*Data extract*.
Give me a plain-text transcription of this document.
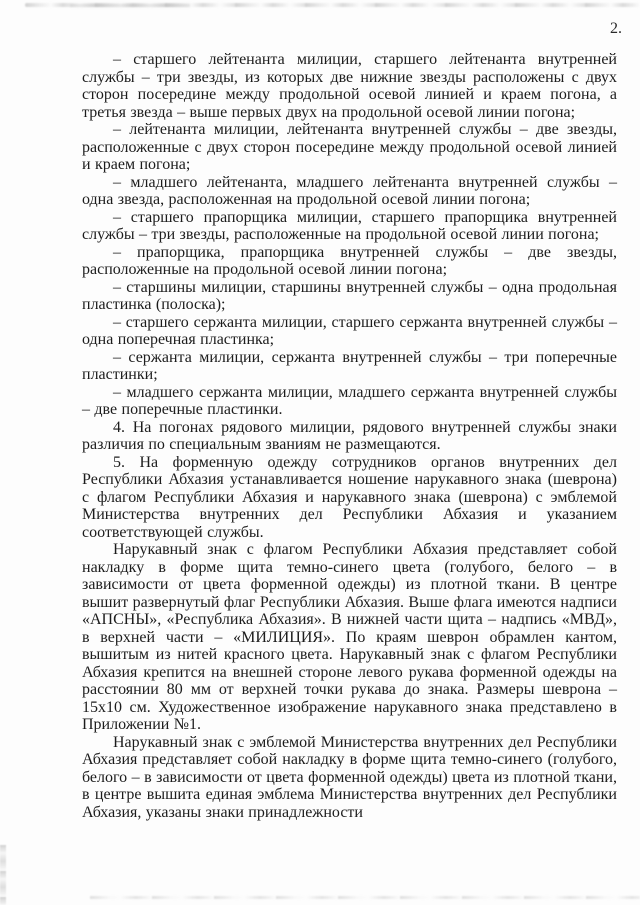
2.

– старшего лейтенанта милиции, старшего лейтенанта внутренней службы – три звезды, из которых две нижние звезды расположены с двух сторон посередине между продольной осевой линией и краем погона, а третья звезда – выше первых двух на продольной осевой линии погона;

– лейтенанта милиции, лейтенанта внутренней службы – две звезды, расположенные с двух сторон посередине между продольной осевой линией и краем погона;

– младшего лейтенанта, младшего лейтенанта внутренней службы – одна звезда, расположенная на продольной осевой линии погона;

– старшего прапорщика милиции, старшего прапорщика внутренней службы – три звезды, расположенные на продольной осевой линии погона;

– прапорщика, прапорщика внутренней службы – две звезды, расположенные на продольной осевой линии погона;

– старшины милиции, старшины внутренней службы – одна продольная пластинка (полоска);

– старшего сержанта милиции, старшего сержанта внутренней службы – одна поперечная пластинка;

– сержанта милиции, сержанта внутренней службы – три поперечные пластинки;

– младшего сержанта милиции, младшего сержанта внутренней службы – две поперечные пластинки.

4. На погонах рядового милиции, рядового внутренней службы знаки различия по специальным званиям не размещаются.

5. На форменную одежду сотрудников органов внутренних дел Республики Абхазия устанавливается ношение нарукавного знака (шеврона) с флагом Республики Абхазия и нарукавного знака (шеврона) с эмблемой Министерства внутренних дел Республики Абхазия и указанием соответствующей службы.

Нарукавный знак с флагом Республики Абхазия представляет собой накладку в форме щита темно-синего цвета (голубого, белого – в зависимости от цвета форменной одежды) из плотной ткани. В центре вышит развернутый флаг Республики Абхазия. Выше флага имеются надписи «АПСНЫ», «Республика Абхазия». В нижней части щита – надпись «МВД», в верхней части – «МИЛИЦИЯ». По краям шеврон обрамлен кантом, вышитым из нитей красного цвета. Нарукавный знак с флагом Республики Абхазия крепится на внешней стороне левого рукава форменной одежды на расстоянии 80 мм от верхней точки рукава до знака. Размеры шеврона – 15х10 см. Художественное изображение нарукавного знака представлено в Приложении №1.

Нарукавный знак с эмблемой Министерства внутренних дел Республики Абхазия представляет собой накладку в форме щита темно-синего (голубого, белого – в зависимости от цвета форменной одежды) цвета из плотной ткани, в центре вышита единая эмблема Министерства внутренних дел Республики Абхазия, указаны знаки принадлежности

--

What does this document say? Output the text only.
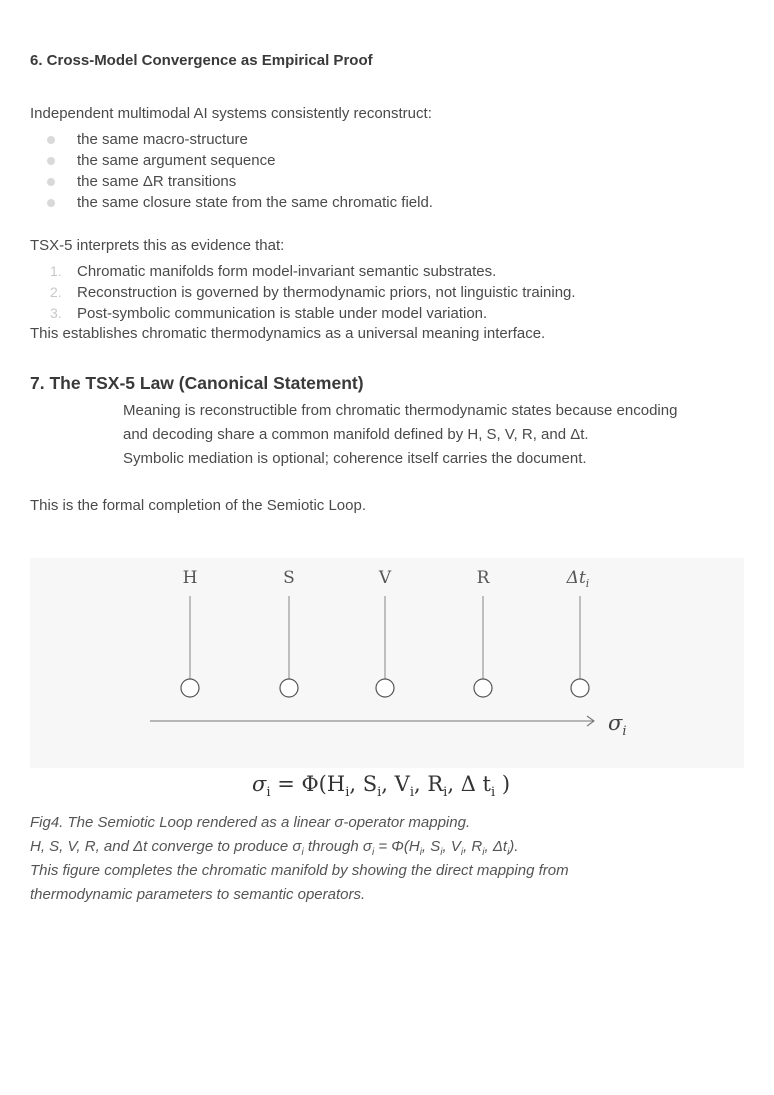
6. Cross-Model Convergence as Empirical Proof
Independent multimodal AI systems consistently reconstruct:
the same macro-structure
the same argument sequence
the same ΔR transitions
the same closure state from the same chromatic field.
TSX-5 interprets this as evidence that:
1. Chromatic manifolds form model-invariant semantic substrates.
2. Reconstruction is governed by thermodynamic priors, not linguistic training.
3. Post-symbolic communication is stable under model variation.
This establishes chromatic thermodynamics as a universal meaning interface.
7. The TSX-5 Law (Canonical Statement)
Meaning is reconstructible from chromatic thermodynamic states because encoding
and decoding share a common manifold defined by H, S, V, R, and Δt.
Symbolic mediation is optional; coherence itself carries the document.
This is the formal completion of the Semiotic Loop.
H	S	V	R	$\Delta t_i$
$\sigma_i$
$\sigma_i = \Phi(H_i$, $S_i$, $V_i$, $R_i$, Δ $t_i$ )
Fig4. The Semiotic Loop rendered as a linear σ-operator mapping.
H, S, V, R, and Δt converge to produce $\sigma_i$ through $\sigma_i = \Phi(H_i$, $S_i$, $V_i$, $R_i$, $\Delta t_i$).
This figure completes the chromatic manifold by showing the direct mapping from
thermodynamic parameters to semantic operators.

==

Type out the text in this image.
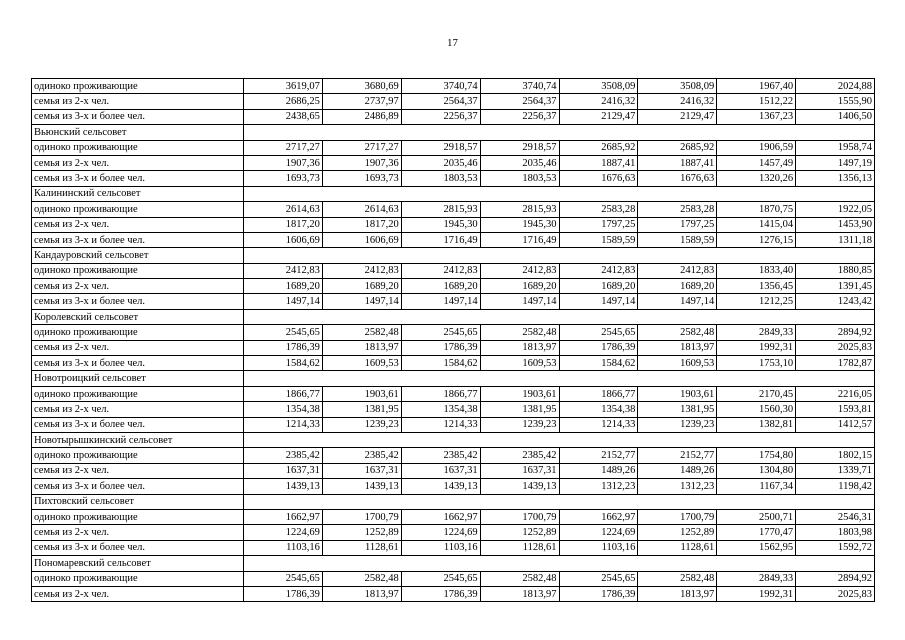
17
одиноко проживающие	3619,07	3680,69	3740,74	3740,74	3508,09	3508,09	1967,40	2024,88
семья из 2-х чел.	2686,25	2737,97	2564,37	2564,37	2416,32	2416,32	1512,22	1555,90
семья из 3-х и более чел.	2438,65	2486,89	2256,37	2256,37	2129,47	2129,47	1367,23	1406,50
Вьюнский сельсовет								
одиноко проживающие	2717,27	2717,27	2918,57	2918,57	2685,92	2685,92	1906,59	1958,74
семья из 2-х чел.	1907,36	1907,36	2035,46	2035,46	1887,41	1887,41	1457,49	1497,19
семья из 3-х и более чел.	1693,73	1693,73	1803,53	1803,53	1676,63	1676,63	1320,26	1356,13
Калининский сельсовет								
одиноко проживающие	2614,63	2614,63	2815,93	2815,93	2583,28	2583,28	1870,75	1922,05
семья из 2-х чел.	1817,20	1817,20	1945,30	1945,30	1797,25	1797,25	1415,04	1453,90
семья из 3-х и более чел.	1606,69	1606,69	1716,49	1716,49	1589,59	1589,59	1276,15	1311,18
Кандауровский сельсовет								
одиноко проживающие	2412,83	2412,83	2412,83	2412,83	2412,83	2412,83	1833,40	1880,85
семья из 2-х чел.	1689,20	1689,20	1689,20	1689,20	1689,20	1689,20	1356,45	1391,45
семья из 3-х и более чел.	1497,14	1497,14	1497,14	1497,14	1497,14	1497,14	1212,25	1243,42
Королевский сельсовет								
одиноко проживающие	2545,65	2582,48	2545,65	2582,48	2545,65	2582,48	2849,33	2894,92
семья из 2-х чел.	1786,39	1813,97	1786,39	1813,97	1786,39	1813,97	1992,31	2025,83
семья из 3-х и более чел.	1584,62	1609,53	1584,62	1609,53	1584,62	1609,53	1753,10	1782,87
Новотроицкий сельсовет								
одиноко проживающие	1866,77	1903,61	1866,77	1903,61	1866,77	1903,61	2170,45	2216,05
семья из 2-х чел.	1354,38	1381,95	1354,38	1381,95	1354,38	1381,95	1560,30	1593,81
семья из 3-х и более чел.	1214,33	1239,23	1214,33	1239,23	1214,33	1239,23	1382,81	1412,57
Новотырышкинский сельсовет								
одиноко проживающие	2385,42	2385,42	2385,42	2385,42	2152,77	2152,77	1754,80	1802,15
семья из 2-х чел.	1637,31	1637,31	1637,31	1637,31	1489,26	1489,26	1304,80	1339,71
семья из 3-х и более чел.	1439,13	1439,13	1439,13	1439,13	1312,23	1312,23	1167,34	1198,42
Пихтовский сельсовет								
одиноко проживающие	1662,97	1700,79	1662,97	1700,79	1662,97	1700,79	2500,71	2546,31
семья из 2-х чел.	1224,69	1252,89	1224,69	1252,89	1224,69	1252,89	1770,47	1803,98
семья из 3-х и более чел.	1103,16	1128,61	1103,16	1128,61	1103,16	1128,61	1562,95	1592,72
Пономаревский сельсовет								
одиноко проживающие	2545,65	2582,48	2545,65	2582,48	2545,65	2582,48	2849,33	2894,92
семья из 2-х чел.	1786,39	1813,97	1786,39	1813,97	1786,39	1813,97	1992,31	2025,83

*Written task*.
Check every line for "пластинки" and show the ones that have it.

*Result*.
– сержанта милиции, сержанта внутренней службы – три поперечные пластинки;
– младшего сержанта милиции, младшего сержанта внутренней службы – две поперечные пластинки.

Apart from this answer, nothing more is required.